• _WHAT IS REQUIRED_: Skip the pictures and extract all of the lines exactly as written.

• _RAW RECORDS_:

^^^^^^^^

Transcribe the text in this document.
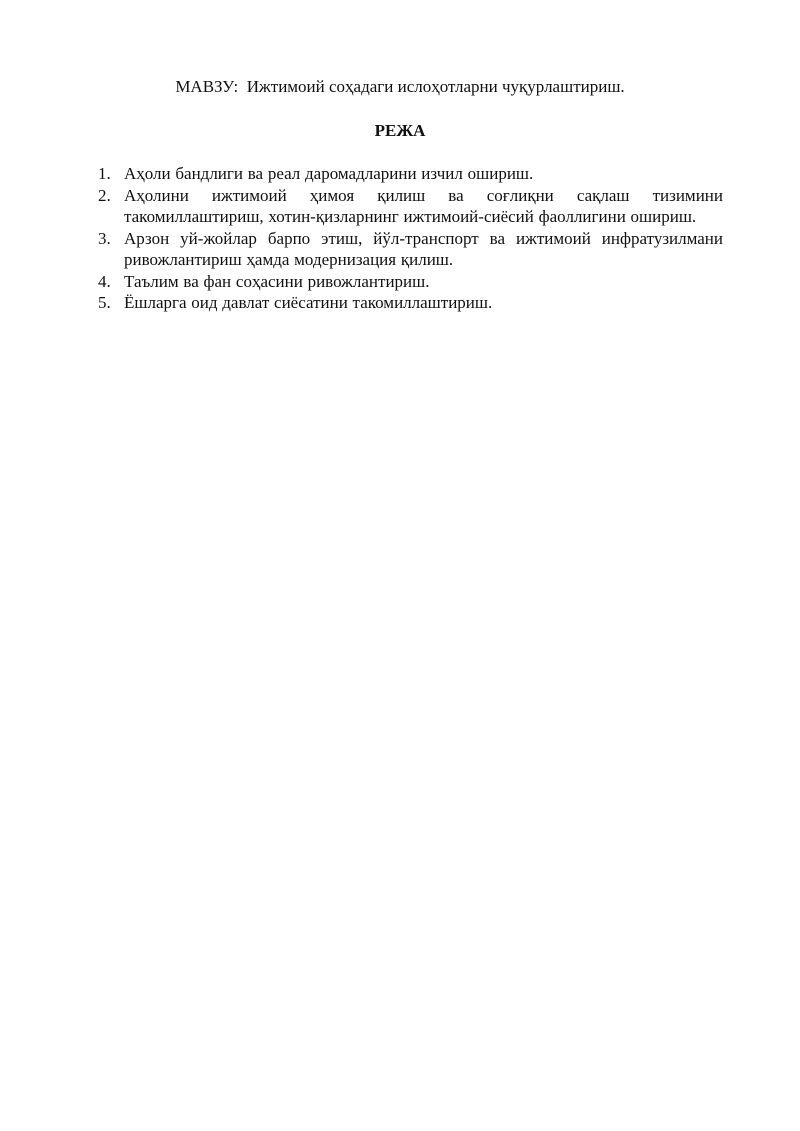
МАВЗУ:  Ижтимоий соҳадаги ислоҳотларни чуқурлаштириш.
РЕЖА
1. Аҳоли бандлиги ва реал даромадларини изчил ошириш.
2. Аҳолини ижтимоий ҳимоя қилиш ва соғлиқни сақлаш тизимини такомиллаштириш, хотин-қизларнинг ижтимоий-сиёсий фаоллигини ошириш.
3. Арзон уй-жойлар барпо этиш, йўл-транспорт ва ижтимоий инфратузилмани ривожлантириш ҳамда модернизация қилиш.
4. Таълим ва фан соҳасини ривожлантириш.
5. Ёшларга оид давлат сиёсатини такомиллаштириш.
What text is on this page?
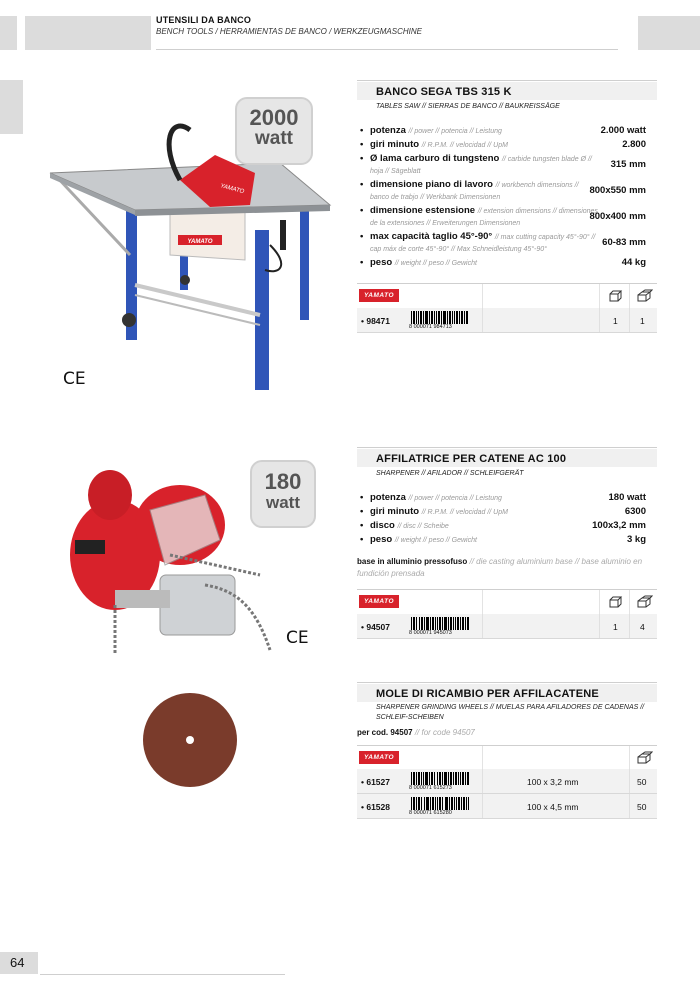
UTENSILI DA BANCO
BENCH TOOLS / HERRAMIENTAS DE BANCO / WERKZEUGMASCHINE
YAMATO
YAMATO
2000
watt
CE
BANCO SEGA TBS 315 K
TABLES SAW // SIERRAS DE BANCO // BAUKREISSÄGE
• potenza // power // potencia // Leistung	2.000 watt
• giri minuto // R.P.M. // velocidad // UpM	2.800
• Ø lama carburo di tungsteno // carbide tungsten blade Ø // hoja // Sägeblatt
315 mm
• dimensione piano di lavoro // workbench dimensions // banco de trabjo // Werkbank Dimensionen
800x550 mm
• dimensione estensione // extension dimensions // dimensiones de la extensiones // Erweiterungen Dimensionen
800x400 mm
• max capacità taglio 45°-90° // max cutting capacity 45°-90° // cap máx de corte 45°-90° // Max Schneidleistung 45°-90°
60-83 mm
• peso // weight // peso // Gewicht	44 kg
YAMATO
• 98471
8 000071 984713
1	1
180
watt
CE
AFFILATRICE PER CATENE AC 100
SHARPENER // AFILADOR // SCHLEIFGERÄT
• potenza // power // potencia // Leistung	180 watt
• giri minuto // R.P.M. // velocidad // UpM	6300
• disco // disc // Scheibe	100x3,2 mm
• peso // weight // peso // Gewicht	3 kg
base in alluminio pressofuso // die casting aluminium base // base aluminio en fundición prensada
YAMATO
• 94507
8 000071 945073
1	4
MOLE DI RICAMBIO PER AFFILACATENE
SHARPENER GRINDING WHEELS // MUELAS PARA AFILADORES DE CADENAS // SCHLEIF-SCHEIBEN
per cod. 94507 // for code 94507
YAMATO
• 61527
8 000071 615273
100 x 3,2 mm	50
• 61528
8 000071 615280
100 x 4,5 mm	50
64
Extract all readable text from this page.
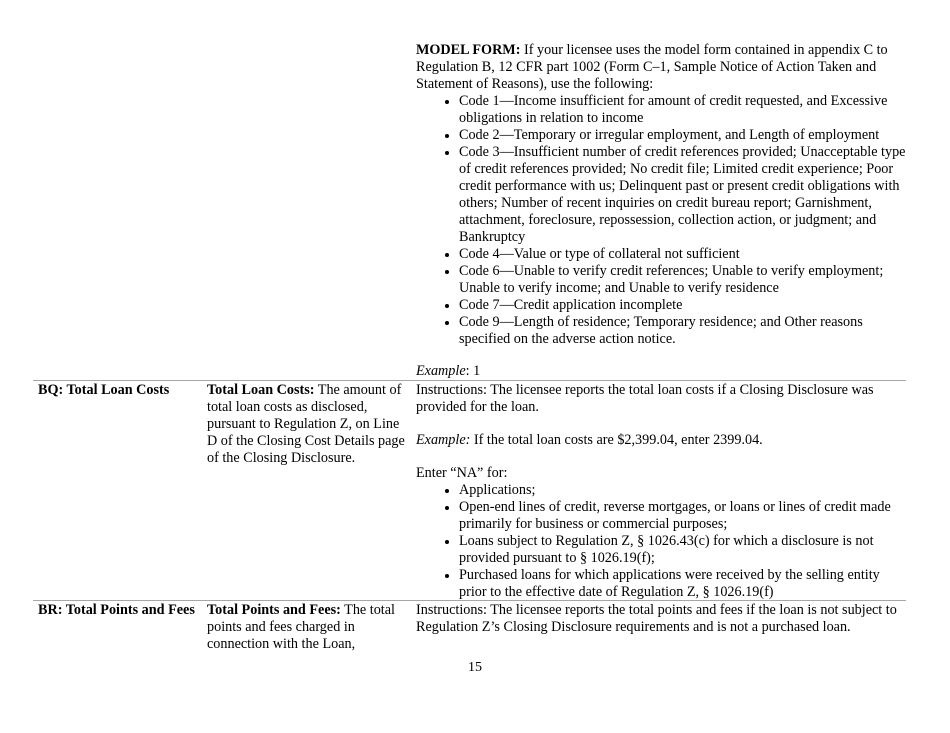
MODEL FORM: If your licensee uses the model form contained in appendix C to Regulation B, 12 CFR part 1002 (Form C–1, Sample Notice of Action Taken and Statement of Reasons), use the following:

• Code 1—Income insufficient for amount of credit requested, and Excessive obligations in relation to income
• Code 2—Temporary or irregular employment, and Length of employment
• Code 3—Insufficient number of credit references provided; Unacceptable type of credit references provided; No credit file; Limited credit experience; Poor credit performance with us; Delinquent past or present credit obligations with others; Number of recent inquiries on credit bureau report; Garnishment, attachment, foreclosure, repossession, collection action, or judgment; and Bankruptcy
• Code 4—Value or type of collateral not sufficient
• Code 6—Unable to verify credit references; Unable to verify employment; Unable to verify income; and Unable to verify residence
• Code 7—Credit application incomplete
• Code 9—Length of residence; Temporary residence; and Other reasons specified on the adverse action notice.
Example: 1
BQ: Total Loan Costs	Total Loan Costs: The amount of total loan costs as disclosed, pursuant to Regulation Z, on Line D of the Closing Cost Details page of the Closing Disclosure.

Instructions: The licensee reports the total loan costs if a Closing Disclosure was provided for the loan.

Example: If the total loan costs are $2,399.04, enter 2399.04.

Enter “NA” for:

• Applications;
• Open-end lines of credit, reverse mortgages, or loans or lines of credit made primarily for business or commercial purposes;
• Loans subject to Regulation Z, § 1026.43(c) for which a disclosure is not provided pursuant to § 1026.19(f);
• Purchased loans for which applications were received by the selling entity prior to the effective date of Regulation Z, § 1026.19(f)
BR: Total Points and Fees Total Points and Fees: The total points and fees charged in connection with the Loan,

Instructions: The licensee reports the total points and fees if the loan is not subject to Regulation Z’s Closing Disclosure requirements and is not a purchased loan.

15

^^^^^^^^

• _RESPONSE TO THIS EXERCISE_:
Transcribe the text in this document.
МАВЗУ:  Ижтимоий соҳадаги ислоҳотларни чуқурлаштириш.
РЕЖА
1. Аҳоли бандлиги ва реал даромадларини изчил ошириш.
2. Аҳолини ижтимоий ҳимоя қилиш ва соғлиқни сақлаш тизимини такомиллаштириш, хотин-қизларнинг ижтимоий-сиёсий фаоллигини ошириш.
3. Арзон уй-жойлар барпо этиш, йўл-транспорт ва ижтимоий инфратузилмани ривожлантириш ҳамда модернизация қилиш.
4. Таълим ва фан соҳасини ривожлантириш.
5. Ёшларга оид давлат сиёсатини такомиллаштириш.
What text is on this page?
UTENSILI DA BANCO
BENCH TOOLS / HERRAMIENTAS DE BANCO / WERKZEUGMASCHINE
YAMATO
YAMATO
2000
watt
CE
BANCO SEGA TBS 315 K
TABLES SAW // SIERRAS DE BANCO // BAUKREISSÄGE
• potenza // power // potencia // Leistung	2.000 watt
• giri minuto // R.P.M. // velocidad // UpM	2.800
• Ø lama carburo di tungsteno // carbide tungsten blade Ø // hoja // Sägeblatt
315 mm
• dimensione piano di lavoro // workbench dimensions // banco de trabjo // Werkbank Dimensionen
800x550 mm
• dimensione estensione // extension dimensions // dimensiones de la extensiones // Erweiterungen Dimensionen
800x400 mm
• max capacità taglio 45°-90° // max cutting capacity 45°-90° // cap máx de corte 45°-90° // Max Schneidleistung 45°-90°
60-83 mm
• peso // weight // peso // Gewicht	44 kg
YAMATO
• 98471
8 000071 984713
1	1
180
watt
CE
AFFILATRICE PER CATENE AC 100
SHARPENER // AFILADOR // SCHLEIFGERÄT
• potenza // power // potencia // Leistung	180 watt
• giri minuto // R.P.M. // velocidad // UpM	6300
• disco // disc // Scheibe	100x3,2 mm
• peso // weight // peso // Gewicht	3 kg
base in alluminio pressofuso // die casting aluminium base // base aluminio en fundición prensada
YAMATO
• 94507
8 000071 945073
1	4
MOLE DI RICAMBIO PER AFFILACATENE
SHARPENER GRINDING WHEELS // MUELAS PARA AFILADORES DE CADENAS // SCHLEIF-SCHEIBEN
per cod. 94507 // for code 94507
YAMATO
• 61527
8 000071 615273
100 x 3,2 mm	50
• 61528
8 000071 615280
100 x 4,5 mm	50
64
Extract all readable text from this page.
MODEL FORM: If your licensee uses the model form contained in appendix C to Regulation B, 12 CFR part 1002 (Form C–1, Sample Notice of Action Taken and Statement of Reasons), use the following:

• Code 1—Income insufficient for amount of credit requested, and Excessive obligations in relation to income
• Code 2—Temporary or irregular employment, and Length of employment
• Code 3—Insufficient number of credit references provided; Unacceptable type of credit references provided; No credit file; Limited credit experience; Poor credit performance with us; Delinquent past or present credit obligations with others; Number of recent inquiries on credit bureau report; Garnishment, attachment, foreclosure, repossession, collection action, or judgment; and Bankruptcy
• Code 4—Value or type of collateral not sufficient
• Code 6—Unable to verify credit references; Unable to verify employment; Unable to verify income; and Unable to verify residence
• Code 7—Credit application incomplete
• Code 9—Length of residence; Temporary residence; and Other reasons specified on the adverse action notice.
Example: 1
BQ: Total Loan Costs	Total Loan Costs: The amount of total loan costs as disclosed, pursuant to Regulation Z, on Line D of the Closing Cost Details page of the Closing Disclosure.

Instructions: The licensee reports the total loan costs if a Closing Disclosure was provided for the loan.

Example: If the total loan costs are $2,399.04, enter 2399.04.

Enter “NA” for:

• Applications;
• Open-end lines of credit, reverse mortgages, or loans or lines of credit made primarily for business or commercial purposes;
• Loans subject to Regulation Z, § 1026.43(c) for which a disclosure is not provided pursuant to § 1026.19(f);
• Purchased loans for which applications were received by the selling entity prior to the effective date of Regulation Z, § 1026.19(f)
BR: Total Points and Fees Total Points and Fees: The total points and fees charged in connection with the Loan,

Instructions: The licensee reports the total points and fees if the loan is not subject to Regulation Z’s Closing Disclosure requirements and is not a purchased loan.

15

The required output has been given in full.